--- start Extracted data ---
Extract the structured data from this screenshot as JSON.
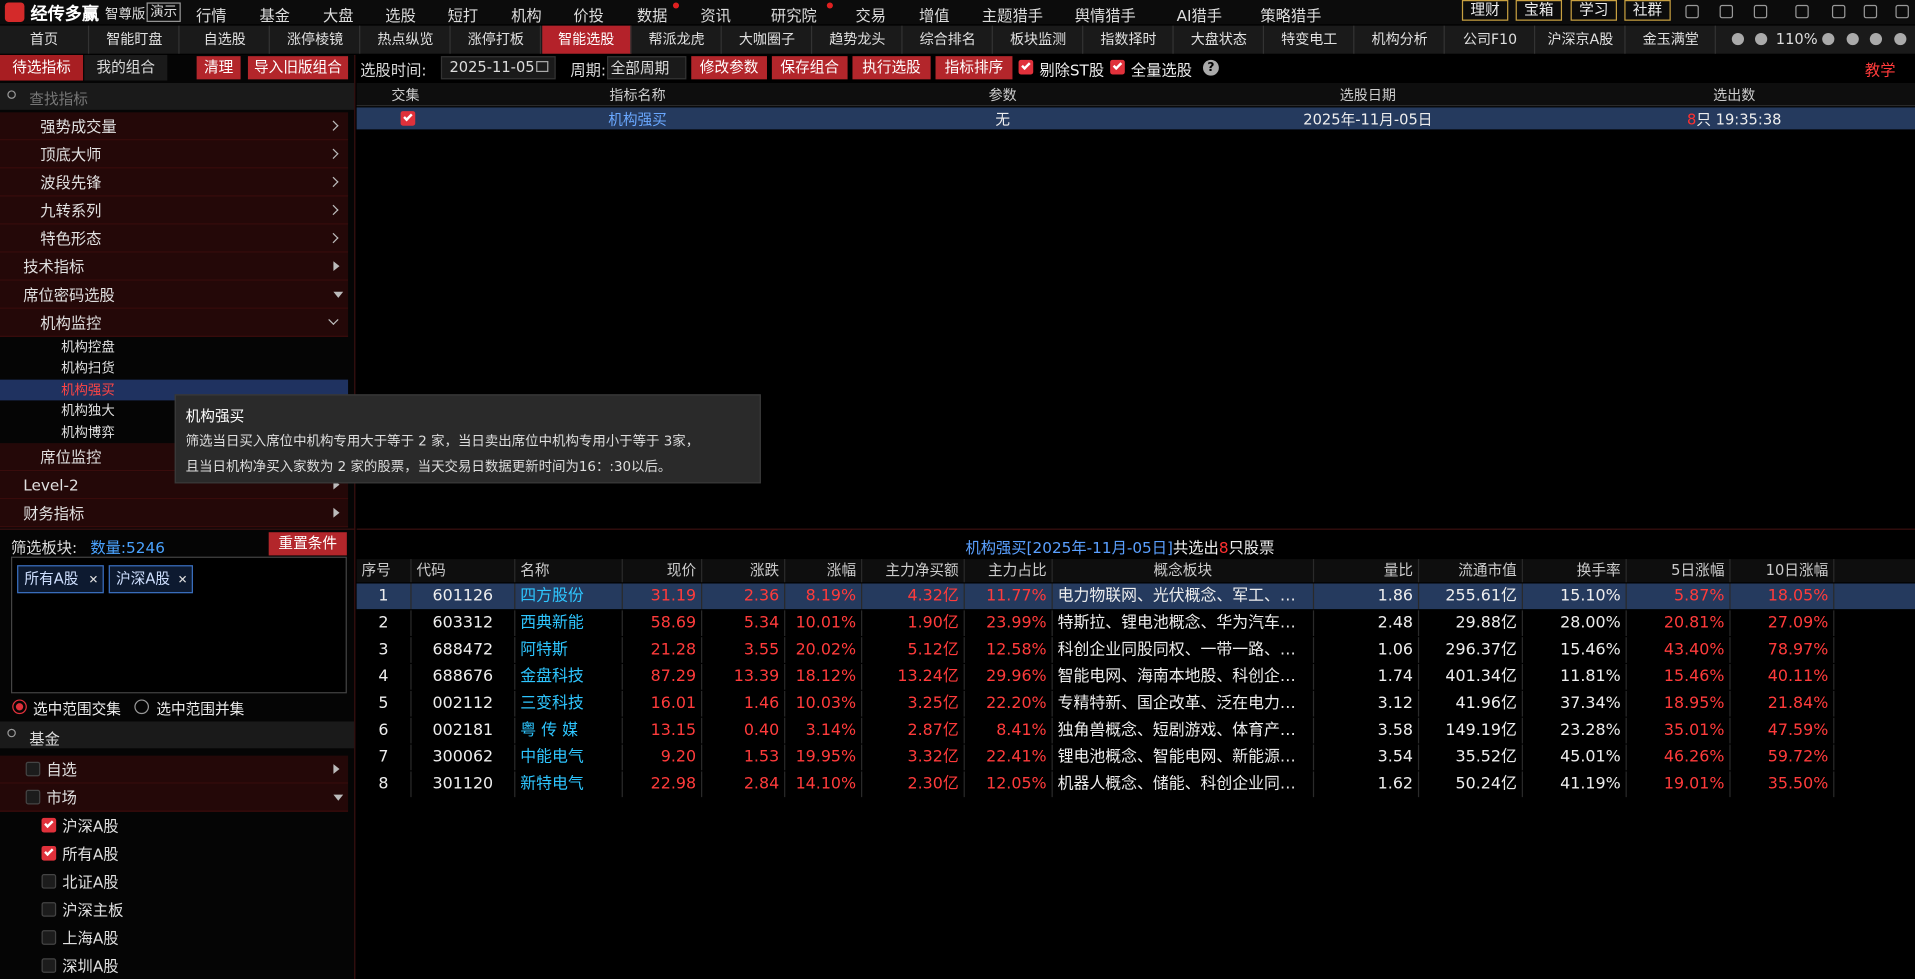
{
  "top_menu": {
    "logo": "经传多赢",
    "edition": "智尊版",
    "demo": "演示",
    "items": [
      "行情",
      "基金",
      "大盘",
      "选股",
      "短打",
      "机构",
      "价投",
      "数据",
      "资讯",
      "研究院",
      "交易",
      "增值",
      "主题猎手",
      "舆情猎手",
      "AI猎手",
      "策略猎手"
    ],
    "buttons": [
      "理财",
      "宝箱",
      "学习",
      "社群"
    ]
  },
  "tabs": {
    "items": [
      "首页",
      "智能盯盘",
      "自选股",
      "涨停棱镜",
      "热点纵览",
      "涨停打板",
      "智能选股",
      "帮派龙虎",
      "大咖圈子",
      "趋势龙头",
      "综合排名",
      "板块监测",
      "指数择时",
      "大盘状态",
      "特变电工",
      "机构分析",
      "公司F10",
      "沪深京A股",
      "金玉满堂"
    ],
    "active": 6,
    "zoom": "110%"
  },
  "left_panel": {
    "tabs": [
      "待选指标",
      "我的组合"
    ],
    "buttons": [
      "清理",
      "导入旧版组合"
    ],
    "search_placeholder": "查找指标",
    "tree": [
      {
        "label": "强势成交量",
        "level": 2,
        "expanded": false
      },
      {
        "label": "顶底大师",
        "level": 2,
        "expanded": false
      },
      {
        "label": "波段先锋",
        "level": 2,
        "expanded": false
      },
      {
        "label": "九转系列",
        "level": 2,
        "expanded": false
      },
      {
        "label": "特色形态",
        "level": 2,
        "expanded": false
      },
      {
        "label": "技术指标",
        "level": 1,
        "expanded": false
      },
      {
        "label": "席位密码选股",
        "level": 1,
        "expanded": true
      },
      {
        "label": "机构监控",
        "level": 2,
        "expanded": true
      },
      {
        "label": "机构控盘",
        "level": 3
      },
      {
        "label": "机构扫货",
        "level": 3
      },
      {
        "label": "机构强买",
        "level": 3,
        "selected": true
      },
      {
        "label": "机构独大",
        "level": 3
      },
      {
        "label": "机构博弈",
        "level": 3
      },
      {
        "label": "席位监控",
        "level": 2,
        "expanded": false
      },
      {
        "label": "Level-2",
        "level": 1,
        "expanded": false
      },
      {
        "label": "财务指标",
        "level": 1,
        "expanded": false
      }
    ]
  },
  "tooltip": {
    "title": "机构强买",
    "lines": [
      "筛选当日买入席位中机构专用大于等于 2 家，当日卖出席位中机构专用小于等于 3家，",
      "且当日机构净买入家数为 2 家的股票，当天交易日数据更新时间为16：:30以后。"
    ]
  },
  "filter": {
    "label": "筛选板块:",
    "count": "数量:5246",
    "reset": "重置条件",
    "tags": [
      "所有A股",
      "沪深A股"
    ],
    "radios": [
      {
        "label": "选中范围交集",
        "checked": true
      },
      {
        "label": "选中范围并集",
        "checked": false
      }
    ],
    "search": "基金",
    "tree": [
      {
        "label": "自选",
        "level": 1,
        "expanded": false,
        "checked": false
      },
      {
        "label": "市场",
        "level": 1,
        "expanded": true,
        "checked": false
      },
      {
        "label": "沪深A股",
        "level": 2,
        "checked": true
      },
      {
        "label": "所有A股",
        "level": 2,
        "checked": true
      },
      {
        "label": "北证A股",
        "level": 2,
        "checked": false
      },
      {
        "label": "沪深主板",
        "level": 2,
        "checked": false
      },
      {
        "label": "上海A股",
        "level": 2,
        "checked": false
      },
      {
        "label": "深圳A股",
        "level": 2,
        "checked": false
      }
    ]
  },
  "toolbar": {
    "time_label": "选股时间:",
    "date": "2025-11-05",
    "period_label": "周期:",
    "period": "全部周期",
    "buttons": [
      "修改参数",
      "保存组合",
      "执行选股",
      "指标排序"
    ],
    "checkboxes": [
      {
        "label": "剔除ST股",
        "checked": true
      },
      {
        "label": "全量选股",
        "checked": true
      }
    ],
    "help_icon": "?",
    "help": "教学"
  },
  "indicator_table": {
    "headers": [
      "交集",
      "指标名称",
      "参数",
      "选股日期",
      "选出数"
    ],
    "rows": [
      {
        "checked": true,
        "name": "机构强买",
        "params": "无",
        "date": "2025年-11月-05日",
        "count": "8",
        "time": "只 19:35:38"
      }
    ]
  },
  "result": {
    "caption": {
      "title": "机构强买[2025年-11月-05日]",
      "text": "共选出",
      "count": "8",
      "suffix": "只股票"
    },
    "headers": [
      "序号",
      "代码",
      "名称",
      "现价",
      "涨跌",
      "涨幅",
      "主力净买额",
      "主力占比",
      "概念板块",
      "量比",
      "流通市值",
      "换手率",
      "5日涨幅",
      "10日涨幅"
    ],
    "selected": 0,
    "rows": [
      [
        "1",
        "601126",
        "四方股份",
        "31.19",
        "2.36",
        "8.19%",
        "4.32亿",
        "11.77%",
        "电力物联网、光伏概念、军工、…",
        "1.86",
        "255.61亿",
        "15.10%",
        "5.87%",
        "18.05%"
      ],
      [
        "2",
        "603312",
        "西典新能",
        "58.69",
        "5.34",
        "10.01%",
        "1.90亿",
        "23.99%",
        "特斯拉、锂电池概念、华为汽车…",
        "2.48",
        "29.88亿",
        "28.00%",
        "20.81%",
        "27.09%"
      ],
      [
        "3",
        "688472",
        "阿特斯",
        "21.28",
        "3.55",
        "20.02%",
        "5.12亿",
        "12.58%",
        "科创企业同股同权、一带一路、…",
        "1.06",
        "296.37亿",
        "15.46%",
        "43.40%",
        "78.97%"
      ],
      [
        "4",
        "688676",
        "金盘科技",
        "87.29",
        "13.39",
        "18.12%",
        "13.24亿",
        "29.96%",
        "智能电网、海南本地股、科创企…",
        "1.74",
        "401.34亿",
        "11.81%",
        "15.46%",
        "40.11%"
      ],
      [
        "5",
        "002112",
        "三变科技",
        "16.01",
        "1.46",
        "10.03%",
        "3.25亿",
        "22.20%",
        "专精特新、国企改革、泛在电力…",
        "3.12",
        "41.96亿",
        "37.34%",
        "18.95%",
        "21.84%"
      ],
      [
        "6",
        "002181",
        "粤 传 媒",
        "13.15",
        "0.40",
        "3.14%",
        "2.87亿",
        "8.41%",
        "独角兽概念、短剧游戏、体育产…",
        "3.58",
        "149.19亿",
        "23.28%",
        "35.01%",
        "47.59%"
      ],
      [
        "7",
        "300062",
        "中能电气",
        "9.20",
        "1.53",
        "19.95%",
        "3.32亿",
        "22.41%",
        "锂电池概念、智能电网、新能源…",
        "3.54",
        "35.52亿",
        "45.01%",
        "46.26%",
        "59.72%"
      ],
      [
        "8",
        "301120",
        "新特电气",
        "22.98",
        "2.84",
        "14.10%",
        "2.30亿",
        "12.05%",
        "机器人概念、储能、科创企业同…",
        "1.62",
        "50.24亿",
        "41.19%",
        "19.01%",
        "35.50%"
      ]
    ]
  }
}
--- end Extracted data ---
Task brief = Verbatim reproduction of every record is required; images are left out.

Correct answer =
Extract the structured data from this screenshot as JSON.
{
  "top_menu": {
    "logo": "经传多赢",
    "edition": "智尊版",
    "demo": "演示",
    "items": [
      "行情",
      "基金",
      "大盘",
      "选股",
      "短打",
      "机构",
      "价投",
      "数据",
      "资讯",
      "研究院",
      "交易",
      "增值",
      "主题猎手",
      "舆情猎手",
      "AI猎手",
      "策略猎手"
    ],
    "buttons": [
      "理财",
      "宝箱",
      "学习",
      "社群"
    ]
  },
  "tabs": {
    "items": [
      "首页",
      "智能盯盘",
      "自选股",
      "涨停棱镜",
      "热点纵览",
      "涨停打板",
      "智能选股",
      "帮派龙虎",
      "大咖圈子",
      "趋势龙头",
      "综合排名",
      "板块监测",
      "指数择时",
      "大盘状态",
      "特变电工",
      "机构分析",
      "公司F10",
      "沪深京A股",
      "金玉满堂"
    ],
    "active": 6,
    "zoom": "110%"
  },
  "left_panel": {
    "tabs": [
      "待选指标",
      "我的组合"
    ],
    "buttons": [
      "清理",
      "导入旧版组合"
    ],
    "search_placeholder": "查找指标",
    "tree": [
      {
        "label": "强势成交量",
        "level": 2,
        "expanded": false
      },
      {
        "label": "顶底大师",
        "level": 2,
        "expanded": false
      },
      {
        "label": "波段先锋",
        "level": 2,
        "expanded": false
      },
      {
        "label": "九转系列",
        "level": 2,
        "expanded": false
      },
      {
        "label": "特色形态",
        "level": 2,
        "expanded": false
      },
      {
        "label": "技术指标",
        "level": 1,
        "expanded": false
      },
      {
        "label": "席位密码选股",
        "level": 1,
        "expanded": true
      },
      {
        "label": "机构监控",
        "level": 2,
        "expanded": true
      },
      {
        "label": "机构控盘",
        "level": 3
      },
      {
        "label": "机构扫货",
        "level": 3
      },
      {
        "label": "机构强买",
        "level": 3,
        "selected": true
      },
      {
        "label": "机构独大",
        "level": 3
      },
      {
        "label": "机构博弈",
        "level": 3
      },
      {
        "label": "席位监控",
        "level": 2,
        "expanded": false
      },
      {
        "label": "Level-2",
        "level": 1,
        "expanded": false
      },
      {
        "label": "财务指标",
        "level": 1,
        "expanded": false
      }
    ]
  },
  "tooltip": {
    "title": "机构强买",
    "lines": [
      "筛选当日买入席位中机构专用大于等于 2 家，当日卖出席位中机构专用小于等于 3家，",
      "且当日机构净买入家数为 2 家的股票，当天交易日数据更新时间为16：:30以后。"
    ]
  },
  "filter": {
    "label": "筛选板块:",
    "count": "数量:5246",
    "reset": "重置条件",
    "tags": [
      "所有A股",
      "沪深A股"
    ],
    "radios": [
      {
        "label": "选中范围交集",
        "checked": true
      },
      {
        "label": "选中范围并集",
        "checked": false
      }
    ],
    "search": "基金",
    "tree": [
      {
        "label": "自选",
        "level": 1,
        "expanded": false,
        "checked": false
      },
      {
        "label": "市场",
        "level": 1,
        "expanded": true,
        "checked": false
      },
      {
        "label": "沪深A股",
        "level": 2,
        "checked": true
      },
      {
        "label": "所有A股",
        "level": 2,
        "checked": true
      },
      {
        "label": "北证A股",
        "level": 2,
        "checked": false
      },
      {
        "label": "沪深主板",
        "level": 2,
        "checked": false
      },
      {
        "label": "上海A股",
        "level": 2,
        "checked": false
      },
      {
        "label": "深圳A股",
        "level": 2,
        "checked": false
      }
    ]
  },
  "toolbar": {
    "time_label": "选股时间:",
    "date": "2025-11-05",
    "period_label": "周期:",
    "period": "全部周期",
    "buttons": [
      "修改参数",
      "保存组合",
      "执行选股",
      "指标排序"
    ],
    "checkboxes": [
      {
        "label": "剔除ST股",
        "checked": true
      },
      {
        "label": "全量选股",
        "checked": true
      }
    ],
    "help_icon": "?",
    "help": "教学"
  },
  "indicator_table": {
    "headers": [
      "交集",
      "指标名称",
      "参数",
      "选股日期",
      "选出数"
    ],
    "rows": [
      {
        "checked": true,
        "name": "机构强买",
        "params": "无",
        "date": "2025年-11月-05日",
        "count": "8",
        "time": "只 19:35:38"
      }
    ]
  },
  "result": {
    "caption": {
      "title": "机构强买[2025年-11月-05日]",
      "text": "共选出",
      "count": "8",
      "suffix": "只股票"
    },
    "headers": [
      "序号",
      "代码",
      "名称",
      "现价",
      "涨跌",
      "涨幅",
      "主力净买额",
      "主力占比",
      "概念板块",
      "量比",
      "流通市值",
      "换手率",
      "5日涨幅",
      "10日涨幅"
    ],
    "selected": 0,
    "rows": [
      [
        "1",
        "601126",
        "四方股份",
        "31.19",
        "2.36",
        "8.19%",
        "4.32亿",
        "11.77%",
        "电力物联网、光伏概念、军工、…",
        "1.86",
        "255.61亿",
        "15.10%",
        "5.87%",
        "18.05%"
      ],
      [
        "2",
        "603312",
        "西典新能",
        "58.69",
        "5.34",
        "10.01%",
        "1.90亿",
        "23.99%",
        "特斯拉、锂电池概念、华为汽车…",
        "2.48",
        "29.88亿",
        "28.00%",
        "20.81%",
        "27.09%"
      ],
      [
        "3",
        "688472",
        "阿特斯",
        "21.28",
        "3.55",
        "20.02%",
        "5.12亿",
        "12.58%",
        "科创企业同股同权、一带一路、…",
        "1.06",
        "296.37亿",
        "15.46%",
        "43.40%",
        "78.97%"
      ],
      [
        "4",
        "688676",
        "金盘科技",
        "87.29",
        "13.39",
        "18.12%",
        "13.24亿",
        "29.96%",
        "智能电网、海南本地股、科创企…",
        "1.74",
        "401.34亿",
        "11.81%",
        "15.46%",
        "40.11%"
      ],
      [
        "5",
        "002112",
        "三变科技",
        "16.01",
        "1.46",
        "10.03%",
        "3.25亿",
        "22.20%",
        "专精特新、国企改革、泛在电力…",
        "3.12",
        "41.96亿",
        "37.34%",
        "18.95%",
        "21.84%"
      ],
      [
        "6",
        "002181",
        "粤 传 媒",
        "13.15",
        "0.40",
        "3.14%",
        "2.87亿",
        "8.41%",
        "独角兽概念、短剧游戏、体育产…",
        "3.58",
        "149.19亿",
        "23.28%",
        "35.01%",
        "47.59%"
      ],
      [
        "7",
        "300062",
        "中能电气",
        "9.20",
        "1.53",
        "19.95%",
        "3.32亿",
        "22.41%",
        "锂电池概念、智能电网、新能源…",
        "3.54",
        "35.52亿",
        "45.01%",
        "46.26%",
        "59.72%"
      ],
      [
        "8",
        "301120",
        "新特电气",
        "22.98",
        "2.84",
        "14.10%",
        "2.30亿",
        "12.05%",
        "机器人概念、储能、科创企业同…",
        "1.62",
        "50.24亿",
        "41.19%",
        "19.01%",
        "35.50%"
      ]
    ]
  }
}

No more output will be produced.